* **任务要求**
逐字返回关于乳酸菌耐药性的整段文本，不作任何改动。

* **练习文本**
+ + +
结果表明，分离得到的34 株乳酸菌均表现出不同程度的耐药性。对环丙沙星（85.29%，29/34），左氧氟沙星（61.76%，21/34），卡那霉素（52.94%，18/34），链霉素（50%，17/34），庆大霉素（29.41%，10/34），克林霉素（38.23%，13/34），红霉素（20.5%，7/34），四环素（20.5%，7/34）均表现出不同的耐药性。对氨苄青霉素和氯霉素全部敏感，对氨苄青霉素MIC不大于2 μg/mL，对氯霉素MIC不大于4 μg/mL。所测菌株对抗生素的耐药情况为环丙沙星＞左氧氟沙星＞卡那霉素＞链霉素＞克林霉素＞庆大霉素＞红霉素＞四环素＞氯霉素=氨苄青霉素。

2.3 乳酸菌多重耐药性分析

大多数的乳酸菌都表现为多重耐药，只有1 株鼠李糖乳杆菌和1 株肠膜明串珠菌对单一抗生素耐药，其余菌株均对多种抗生素耐药。5 株乳酸菌对2 种抗生素耐药，7 株乳酸菌对3 种抗生素耐药，12 株乳酸菌对4 种抗生素耐药，4 株乳酸菌对5 种抗生素耐药，1 株乳酸菌对6 种抗生素耐药，乳酸菌耐药表型分析如表3所示。乳酸菌多重耐药性存在个体间差异，大多数乳酸菌均对环丙沙星、左氧氟沙星、链霉素耐药。
+ + +
(来源记录)
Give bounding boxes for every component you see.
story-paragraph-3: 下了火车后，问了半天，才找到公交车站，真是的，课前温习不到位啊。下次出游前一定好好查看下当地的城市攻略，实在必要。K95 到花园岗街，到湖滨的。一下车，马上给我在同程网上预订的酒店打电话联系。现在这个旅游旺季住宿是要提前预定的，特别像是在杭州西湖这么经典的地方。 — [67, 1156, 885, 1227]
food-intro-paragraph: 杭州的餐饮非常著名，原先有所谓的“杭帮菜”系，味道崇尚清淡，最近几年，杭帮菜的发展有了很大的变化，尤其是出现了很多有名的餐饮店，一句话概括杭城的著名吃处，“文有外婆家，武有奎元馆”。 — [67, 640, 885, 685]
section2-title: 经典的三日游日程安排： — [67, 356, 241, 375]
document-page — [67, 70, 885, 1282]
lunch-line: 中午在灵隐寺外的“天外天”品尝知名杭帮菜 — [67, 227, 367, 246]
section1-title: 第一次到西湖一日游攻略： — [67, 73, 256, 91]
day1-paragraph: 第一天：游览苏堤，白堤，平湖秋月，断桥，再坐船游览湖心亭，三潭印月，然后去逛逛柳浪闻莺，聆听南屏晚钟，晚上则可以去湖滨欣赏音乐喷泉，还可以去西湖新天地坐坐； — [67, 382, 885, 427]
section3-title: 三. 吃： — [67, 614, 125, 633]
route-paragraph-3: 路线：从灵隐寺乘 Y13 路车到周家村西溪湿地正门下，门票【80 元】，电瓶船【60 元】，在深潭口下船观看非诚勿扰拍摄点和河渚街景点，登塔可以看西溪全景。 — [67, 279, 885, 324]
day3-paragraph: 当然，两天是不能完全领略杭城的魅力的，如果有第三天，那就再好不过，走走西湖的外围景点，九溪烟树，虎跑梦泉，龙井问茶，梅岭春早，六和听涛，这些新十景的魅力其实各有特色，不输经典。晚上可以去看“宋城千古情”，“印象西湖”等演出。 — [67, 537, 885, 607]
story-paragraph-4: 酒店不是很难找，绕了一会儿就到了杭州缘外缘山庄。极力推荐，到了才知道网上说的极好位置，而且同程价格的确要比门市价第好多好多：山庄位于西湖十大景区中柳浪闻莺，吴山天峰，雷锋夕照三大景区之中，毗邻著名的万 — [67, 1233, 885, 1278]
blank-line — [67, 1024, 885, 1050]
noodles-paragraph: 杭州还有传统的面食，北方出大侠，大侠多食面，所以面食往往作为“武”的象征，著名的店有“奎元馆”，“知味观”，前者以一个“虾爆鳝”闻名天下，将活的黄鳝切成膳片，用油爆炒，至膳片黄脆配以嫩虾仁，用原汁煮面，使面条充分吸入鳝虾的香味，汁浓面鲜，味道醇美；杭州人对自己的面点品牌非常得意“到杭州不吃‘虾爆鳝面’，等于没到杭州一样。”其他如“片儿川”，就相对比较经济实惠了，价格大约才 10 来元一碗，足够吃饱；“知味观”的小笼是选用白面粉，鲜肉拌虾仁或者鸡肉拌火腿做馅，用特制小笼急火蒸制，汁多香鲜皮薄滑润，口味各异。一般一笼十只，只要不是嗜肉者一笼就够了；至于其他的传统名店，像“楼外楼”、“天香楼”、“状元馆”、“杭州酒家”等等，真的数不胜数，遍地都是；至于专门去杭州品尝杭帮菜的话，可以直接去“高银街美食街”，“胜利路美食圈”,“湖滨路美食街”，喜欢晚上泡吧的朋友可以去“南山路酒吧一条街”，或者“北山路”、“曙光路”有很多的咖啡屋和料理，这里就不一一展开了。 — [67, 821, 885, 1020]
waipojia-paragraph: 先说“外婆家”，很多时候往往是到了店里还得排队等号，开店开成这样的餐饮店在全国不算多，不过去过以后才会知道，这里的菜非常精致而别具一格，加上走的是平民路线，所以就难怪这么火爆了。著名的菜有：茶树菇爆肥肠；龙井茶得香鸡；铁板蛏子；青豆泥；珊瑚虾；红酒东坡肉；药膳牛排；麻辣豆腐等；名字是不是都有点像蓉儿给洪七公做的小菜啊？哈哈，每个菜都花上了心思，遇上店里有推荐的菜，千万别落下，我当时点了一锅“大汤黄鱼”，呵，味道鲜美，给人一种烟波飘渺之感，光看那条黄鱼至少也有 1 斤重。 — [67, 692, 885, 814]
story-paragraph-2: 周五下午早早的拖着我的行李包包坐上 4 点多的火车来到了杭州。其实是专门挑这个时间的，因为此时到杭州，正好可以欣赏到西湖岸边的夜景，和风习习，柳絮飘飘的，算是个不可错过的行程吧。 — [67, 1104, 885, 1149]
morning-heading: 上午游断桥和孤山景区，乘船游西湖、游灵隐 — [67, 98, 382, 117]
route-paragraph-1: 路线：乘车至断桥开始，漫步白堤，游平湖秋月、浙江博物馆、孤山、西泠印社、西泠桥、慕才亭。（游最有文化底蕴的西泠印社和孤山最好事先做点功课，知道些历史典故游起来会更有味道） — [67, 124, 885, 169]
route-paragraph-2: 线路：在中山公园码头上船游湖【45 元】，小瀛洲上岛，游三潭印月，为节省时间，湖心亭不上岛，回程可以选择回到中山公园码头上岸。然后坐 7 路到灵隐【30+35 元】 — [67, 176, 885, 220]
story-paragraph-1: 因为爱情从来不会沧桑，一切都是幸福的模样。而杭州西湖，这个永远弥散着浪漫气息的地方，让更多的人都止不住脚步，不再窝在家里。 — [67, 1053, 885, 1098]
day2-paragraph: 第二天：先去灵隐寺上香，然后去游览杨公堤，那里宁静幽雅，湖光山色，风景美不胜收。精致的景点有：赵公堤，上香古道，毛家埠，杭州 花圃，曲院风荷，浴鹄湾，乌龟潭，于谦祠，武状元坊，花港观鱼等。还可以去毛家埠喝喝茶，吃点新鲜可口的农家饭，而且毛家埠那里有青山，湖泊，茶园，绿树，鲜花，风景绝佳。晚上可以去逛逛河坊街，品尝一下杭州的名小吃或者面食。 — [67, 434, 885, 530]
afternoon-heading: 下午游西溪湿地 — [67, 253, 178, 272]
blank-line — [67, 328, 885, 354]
+ + +
* **回答**
结果表明，分离得到的34 株乳酸菌均表现出不同程度的耐药性。对环丙沙星（85.29%，29/34），左氧氟沙星（61.76%，21/34），卡那霉素（52.94%，18/34），链霉素（50%，17/34），庆大霉素（29.41%，10/34），克林霉素（38.23%，13/34），红霉素（20.5%，7/34），四环素（20.5%，7/34）均表现出不同的耐药性。对氨苄青霉素和氯霉素全部敏感，对氨苄青霉素MIC不大于2 μg/mL，对氯霉素MIC不大于4 μg/mL。所测菌株对抗生素的耐药情况为环丙沙星＞左氧氟沙星＞卡那霉素＞链霉素＞克林霉素＞庆大霉素＞红霉素＞四环素＞氯霉素=氨苄青霉素。

2.3 乳酸菌多重耐药性分析

大多数的乳酸菌都表现为多重耐药，只有1 株鼠李糖乳杆菌和1 株肠膜明串珠菌对单一抗生素耐药，其余菌株均对多种抗生素耐药。5 株乳酸菌对2 种抗生素耐药，7 株乳酸菌对3 种抗生素耐药，12 株乳酸菌对4 种抗生素耐药，4 株乳酸菌对5 种抗生素耐药，1 株乳酸菌对6 种抗生素耐药，乳酸菌耐药表型分析如表3所示。乳酸菌多重耐药性存在个体间差异，大多数乳酸菌均对环丙沙星、左氧氟沙星、链霉素耐药。